**Dataset records**
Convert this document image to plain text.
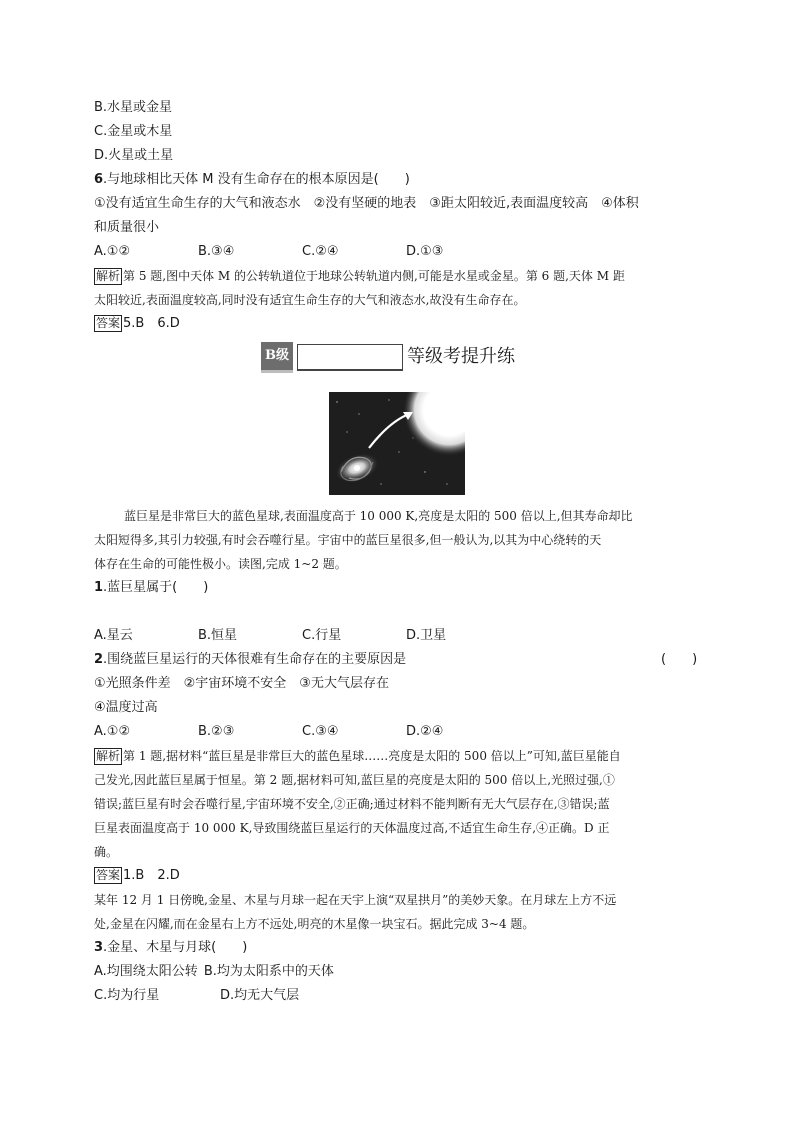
B.水星或金星
C.金星或木星
D.火星或土星
6.与地球相比天体 M 没有生命存在的根本原因是(　　)
①没有适宜生命生存的大气和液态水　②没有坚硬的地表　③距太阳较近,表面温度较高　④体积
和质量很小
A.①②	B.③④	C.②④	D.①③
解析 第 5 题,图中天体 M 的公转轨道位于地球公转轨道内侧,可能是水星或金星。第 6 题,天体 M 距
太阳较近,表面温度较高,同时没有适宜生命生存的大气和液态水,故没有生命存在。
答案 5.B　6.D
B级	等级考提升练
蓝巨星是非常巨大的蓝色星球,表面温度高于 10 000 K,亮度是太阳的 500 倍以上,但其寿命却比
太阳短得多,其引力较强,有时会吞噬行星。宇宙中的蓝巨星很多,但一般认为,以其为中心绕转的天
体存在生命的可能性极小。读图,完成 1~2 题。
1.蓝巨星属于(　　)
A.星云	B.恒星	C.行星	D.卫星
2.围绕蓝巨星运行的天体很难有生命存在的主要原因是	(　　)
①光照条件差　②宇宙环境不安全　③无大气层存在
④温度过高
A.①②	B.②③	C.③④	D.②④
解析 第 1 题,据材料“蓝巨星是非常巨大的蓝色星球……亮度是太阳的 500 倍以上”可知,蓝巨星能自
己发光,因此蓝巨星属于恒星。第 2 题,据材料可知,蓝巨星的亮度是太阳的 500 倍以上,光照过强,①
错误;蓝巨星有时会吞噬行星,宇宙环境不安全,②正确;通过材料不能判断有无大气层存在,③错误;蓝
巨星表面温度高于 10 000 K,导致围绕蓝巨星运行的天体温度过高,不适宜生命生存,④正确。D 正
确。
答案 1.B　2.D
某年 12 月 1 日傍晚,金星、木星与月球一起在天宇上演“双星拱月”的美妙天象。在月球左上方不远
处,金星在闪耀,而在金星右上方不远处,明亮的木星像一块宝石。据此完成 3~4 题。
3.金星、木星与月球(　　)
A.均围绕太阳公转 B.均为太阳系中的天体
C.均为行星	D.均无大气层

**Work instructions**
Return the listing above unchanged, apart from dropping its pictures.

**Full answer**
Convert this document image to plain text.
B.水星或金星
C.金星或木星
D.火星或土星
6.与地球相比天体 M 没有生命存在的根本原因是(　　)
①没有适宜生命生存的大气和液态水　②没有坚硬的地表　③距太阳较近,表面温度较高　④体积
和质量很小
A.①②	B.③④	C.②④	D.①③
解析 第 5 题,图中天体 M 的公转轨道位于地球公转轨道内侧,可能是水星或金星。第 6 题,天体 M 距
太阳较近,表面温度较高,同时没有适宜生命生存的大气和液态水,故没有生命存在。
答案 5.B　6.D
B级	等级考提升练
蓝巨星是非常巨大的蓝色星球,表面温度高于 10 000 K,亮度是太阳的 500 倍以上,但其寿命却比
太阳短得多,其引力较强,有时会吞噬行星。宇宙中的蓝巨星很多,但一般认为,以其为中心绕转的天
体存在生命的可能性极小。读图,完成 1~2 题。
1.蓝巨星属于(　　)
A.星云	B.恒星	C.行星	D.卫星
2.围绕蓝巨星运行的天体很难有生命存在的主要原因是	(　　)
①光照条件差　②宇宙环境不安全　③无大气层存在
④温度过高
A.①②	B.②③	C.③④	D.②④
解析 第 1 题,据材料“蓝巨星是非常巨大的蓝色星球……亮度是太阳的 500 倍以上”可知,蓝巨星能自
己发光,因此蓝巨星属于恒星。第 2 题,据材料可知,蓝巨星的亮度是太阳的 500 倍以上,光照过强,①
错误;蓝巨星有时会吞噬行星,宇宙环境不安全,②正确;通过材料不能判断有无大气层存在,③错误;蓝
巨星表面温度高于 10 000 K,导致围绕蓝巨星运行的天体温度过高,不适宜生命生存,④正确。D 正
确。
答案 1.B　2.D
某年 12 月 1 日傍晚,金星、木星与月球一起在天宇上演“双星拱月”的美妙天象。在月球左上方不远
处,金星在闪耀,而在金星右上方不远处,明亮的木星像一块宝石。据此完成 3~4 题。
3.金星、木星与月球(　　)
A.均围绕太阳公转 B.均为太阳系中的天体
C.均为行星	D.均无大气层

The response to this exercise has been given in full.